_What is needed_.
Could you reproduce the lines below word for word, from the very first one through the line containing "- data-point-1: [114, 228, 123, 237]"?

_Exercise data_.
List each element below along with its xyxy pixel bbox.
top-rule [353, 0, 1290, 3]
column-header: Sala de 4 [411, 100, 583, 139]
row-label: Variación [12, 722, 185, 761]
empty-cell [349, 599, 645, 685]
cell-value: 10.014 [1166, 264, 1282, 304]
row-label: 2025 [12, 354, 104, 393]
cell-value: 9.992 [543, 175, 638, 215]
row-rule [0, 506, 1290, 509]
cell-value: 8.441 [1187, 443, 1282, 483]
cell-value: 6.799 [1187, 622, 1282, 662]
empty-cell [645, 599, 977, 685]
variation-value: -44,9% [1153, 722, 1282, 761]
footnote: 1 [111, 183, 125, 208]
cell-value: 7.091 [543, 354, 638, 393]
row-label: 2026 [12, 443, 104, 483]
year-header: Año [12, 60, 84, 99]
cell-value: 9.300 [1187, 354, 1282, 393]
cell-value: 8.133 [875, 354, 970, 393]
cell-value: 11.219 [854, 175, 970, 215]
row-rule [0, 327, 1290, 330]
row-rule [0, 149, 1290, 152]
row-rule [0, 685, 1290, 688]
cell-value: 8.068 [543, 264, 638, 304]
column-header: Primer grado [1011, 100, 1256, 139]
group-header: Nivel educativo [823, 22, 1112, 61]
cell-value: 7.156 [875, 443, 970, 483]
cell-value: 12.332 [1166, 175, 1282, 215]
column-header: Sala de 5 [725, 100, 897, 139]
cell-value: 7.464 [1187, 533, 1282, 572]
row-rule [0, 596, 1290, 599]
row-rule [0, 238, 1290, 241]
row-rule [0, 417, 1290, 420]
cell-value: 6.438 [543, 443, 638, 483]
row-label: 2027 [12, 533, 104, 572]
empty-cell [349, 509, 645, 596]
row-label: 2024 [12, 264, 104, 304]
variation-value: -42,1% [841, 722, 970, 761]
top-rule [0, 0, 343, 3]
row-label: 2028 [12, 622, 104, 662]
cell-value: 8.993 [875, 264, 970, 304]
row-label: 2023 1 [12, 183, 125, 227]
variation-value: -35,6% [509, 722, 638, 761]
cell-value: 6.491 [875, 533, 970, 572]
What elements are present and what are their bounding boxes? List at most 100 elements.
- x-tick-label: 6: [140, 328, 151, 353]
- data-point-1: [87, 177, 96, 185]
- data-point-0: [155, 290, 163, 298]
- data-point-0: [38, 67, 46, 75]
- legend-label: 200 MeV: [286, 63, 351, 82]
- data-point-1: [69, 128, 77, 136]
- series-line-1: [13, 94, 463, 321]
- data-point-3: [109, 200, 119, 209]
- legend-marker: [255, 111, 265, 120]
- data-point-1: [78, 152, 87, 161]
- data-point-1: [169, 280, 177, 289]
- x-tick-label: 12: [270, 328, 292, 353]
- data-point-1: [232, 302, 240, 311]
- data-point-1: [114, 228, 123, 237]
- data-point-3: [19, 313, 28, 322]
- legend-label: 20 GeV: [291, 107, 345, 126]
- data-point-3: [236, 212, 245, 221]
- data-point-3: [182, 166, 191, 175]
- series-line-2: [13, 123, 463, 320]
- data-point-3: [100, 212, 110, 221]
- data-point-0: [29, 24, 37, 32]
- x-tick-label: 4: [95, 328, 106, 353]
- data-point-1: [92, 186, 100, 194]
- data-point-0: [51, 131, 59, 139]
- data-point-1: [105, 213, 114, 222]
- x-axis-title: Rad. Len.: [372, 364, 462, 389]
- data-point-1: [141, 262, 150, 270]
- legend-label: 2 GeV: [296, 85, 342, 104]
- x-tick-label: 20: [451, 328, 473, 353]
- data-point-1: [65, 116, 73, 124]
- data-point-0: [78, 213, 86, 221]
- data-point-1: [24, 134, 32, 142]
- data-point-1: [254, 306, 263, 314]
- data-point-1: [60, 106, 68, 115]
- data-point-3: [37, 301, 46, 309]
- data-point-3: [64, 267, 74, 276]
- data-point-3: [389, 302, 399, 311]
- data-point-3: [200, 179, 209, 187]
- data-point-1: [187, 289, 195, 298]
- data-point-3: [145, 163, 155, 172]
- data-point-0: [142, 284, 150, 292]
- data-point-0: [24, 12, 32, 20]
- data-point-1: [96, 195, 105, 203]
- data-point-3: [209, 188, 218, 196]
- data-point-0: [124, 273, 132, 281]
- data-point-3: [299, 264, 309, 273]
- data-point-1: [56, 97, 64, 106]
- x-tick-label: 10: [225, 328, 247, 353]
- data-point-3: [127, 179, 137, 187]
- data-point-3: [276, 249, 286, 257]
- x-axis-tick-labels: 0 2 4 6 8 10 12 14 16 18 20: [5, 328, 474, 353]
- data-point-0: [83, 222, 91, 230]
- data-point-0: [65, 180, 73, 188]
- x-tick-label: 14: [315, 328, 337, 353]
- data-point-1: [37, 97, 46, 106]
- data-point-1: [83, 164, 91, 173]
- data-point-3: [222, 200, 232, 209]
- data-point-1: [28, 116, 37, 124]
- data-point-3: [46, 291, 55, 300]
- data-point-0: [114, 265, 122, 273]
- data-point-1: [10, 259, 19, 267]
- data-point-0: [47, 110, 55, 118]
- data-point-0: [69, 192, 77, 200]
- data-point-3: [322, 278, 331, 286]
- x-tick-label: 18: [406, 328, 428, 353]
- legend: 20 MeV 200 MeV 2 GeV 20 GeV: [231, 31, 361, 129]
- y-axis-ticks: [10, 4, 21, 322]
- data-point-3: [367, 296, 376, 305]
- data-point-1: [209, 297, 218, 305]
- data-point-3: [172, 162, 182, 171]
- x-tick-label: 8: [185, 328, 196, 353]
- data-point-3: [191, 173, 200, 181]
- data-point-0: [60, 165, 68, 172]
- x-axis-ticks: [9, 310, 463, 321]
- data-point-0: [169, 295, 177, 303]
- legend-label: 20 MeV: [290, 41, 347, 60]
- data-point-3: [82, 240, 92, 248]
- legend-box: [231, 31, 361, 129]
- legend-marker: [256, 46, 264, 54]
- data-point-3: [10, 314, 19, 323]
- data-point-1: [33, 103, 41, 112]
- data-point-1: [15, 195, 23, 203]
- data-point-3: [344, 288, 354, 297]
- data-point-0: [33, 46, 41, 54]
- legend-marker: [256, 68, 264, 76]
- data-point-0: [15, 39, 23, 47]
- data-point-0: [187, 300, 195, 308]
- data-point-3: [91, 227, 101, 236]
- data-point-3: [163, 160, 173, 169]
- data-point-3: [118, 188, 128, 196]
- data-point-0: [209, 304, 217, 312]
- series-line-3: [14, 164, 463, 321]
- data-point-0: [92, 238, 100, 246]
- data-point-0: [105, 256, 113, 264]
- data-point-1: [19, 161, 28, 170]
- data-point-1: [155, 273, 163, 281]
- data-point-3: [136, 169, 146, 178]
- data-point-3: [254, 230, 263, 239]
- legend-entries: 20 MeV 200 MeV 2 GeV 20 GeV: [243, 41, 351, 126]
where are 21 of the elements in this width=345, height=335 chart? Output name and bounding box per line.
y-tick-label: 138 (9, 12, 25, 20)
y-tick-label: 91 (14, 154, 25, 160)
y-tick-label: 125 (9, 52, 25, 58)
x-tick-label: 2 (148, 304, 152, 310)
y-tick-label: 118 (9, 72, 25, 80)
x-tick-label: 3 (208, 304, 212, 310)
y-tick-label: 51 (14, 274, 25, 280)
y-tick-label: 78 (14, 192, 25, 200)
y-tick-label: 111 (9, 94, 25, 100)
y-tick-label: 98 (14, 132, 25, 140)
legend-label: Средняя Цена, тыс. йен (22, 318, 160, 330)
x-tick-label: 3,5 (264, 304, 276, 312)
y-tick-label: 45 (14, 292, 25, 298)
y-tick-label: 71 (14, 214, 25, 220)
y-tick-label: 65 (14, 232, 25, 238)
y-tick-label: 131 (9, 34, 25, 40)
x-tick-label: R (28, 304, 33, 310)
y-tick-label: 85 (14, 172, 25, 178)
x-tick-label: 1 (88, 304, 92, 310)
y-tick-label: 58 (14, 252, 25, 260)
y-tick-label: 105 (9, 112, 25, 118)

_Written solution_.
List each element below along with its xyxy pixel bbox.
top-rule [353, 0, 1290, 3]
column-header: Sala de 4 [411, 100, 583, 139]
row-label: Variación [12, 722, 185, 761]
empty-cell [349, 599, 645, 685]
cell-value: 10.014 [1166, 264, 1282, 304]
row-label: 2025 [12, 354, 104, 393]
cell-value: 9.992 [543, 175, 638, 215]
row-rule [0, 506, 1290, 509]
cell-value: 8.441 [1187, 443, 1282, 483]
cell-value: 6.799 [1187, 622, 1282, 662]
empty-cell [645, 599, 977, 685]
variation-value: -44,9% [1153, 722, 1282, 761]
footnote: 1 [111, 183, 125, 208]
cell-value: 7.091 [543, 354, 638, 393]
row-label: 2026 [12, 443, 104, 483]
year-header: Año [12, 60, 84, 99]
cell-value: 9.300 [1187, 354, 1282, 393]
cell-value: 8.133 [875, 354, 970, 393]
cell-value: 11.219 [854, 175, 970, 215]
row-rule [0, 327, 1290, 330]
row-rule [0, 149, 1290, 152]
row-rule [0, 685, 1290, 688]
cell-value: 8.068 [543, 264, 638, 304]
column-header: Primer grado [1011, 100, 1256, 139]
group-header: Nivel educativo [823, 22, 1112, 61]
cell-value: 7.156 [875, 443, 970, 483]
cell-value: 12.332 [1166, 175, 1282, 215]
column-header: Sala de 5 [725, 100, 897, 139]
cell-value: 7.464 [1187, 533, 1282, 572]
row-rule [0, 596, 1290, 599]
row-rule [0, 238, 1290, 241]
row-rule [0, 417, 1290, 420]
cell-value: 6.438 [543, 443, 638, 483]
row-label: 2027 [12, 533, 104, 572]
empty-cell [349, 509, 645, 596]
row-label: 2024 [12, 264, 104, 304]
variation-value: -42,1% [841, 722, 970, 761]
top-rule [0, 0, 343, 3]
row-label: 2028 [12, 622, 104, 662]
cell-value: 8.993 [875, 264, 970, 304]
row-label: 2023 1 [12, 183, 125, 227]
variation-value: -35,6% [509, 722, 638, 761]
cell-value: 6.491 [875, 533, 970, 572]
What elements are present and what are their bounding boxes? List at most 100 elements.
- x-tick-label: 6: [140, 328, 151, 353]
- data-point-1: [87, 177, 96, 185]
- data-point-0: [155, 290, 163, 298]
- data-point-0: [38, 67, 46, 75]
- legend-label: 200 MeV: [286, 63, 351, 82]
- data-point-1: [69, 128, 77, 136]
- series-line-1: [13, 94, 463, 321]
- data-point-3: [109, 200, 119, 209]
- legend-marker: [255, 111, 265, 120]
- data-point-1: [78, 152, 87, 161]
- data-point-1: [169, 280, 177, 289]
- x-tick-label: 12: [270, 328, 292, 353]
- data-point-1: [232, 302, 240, 311]
- data-point-1: [114, 228, 123, 237]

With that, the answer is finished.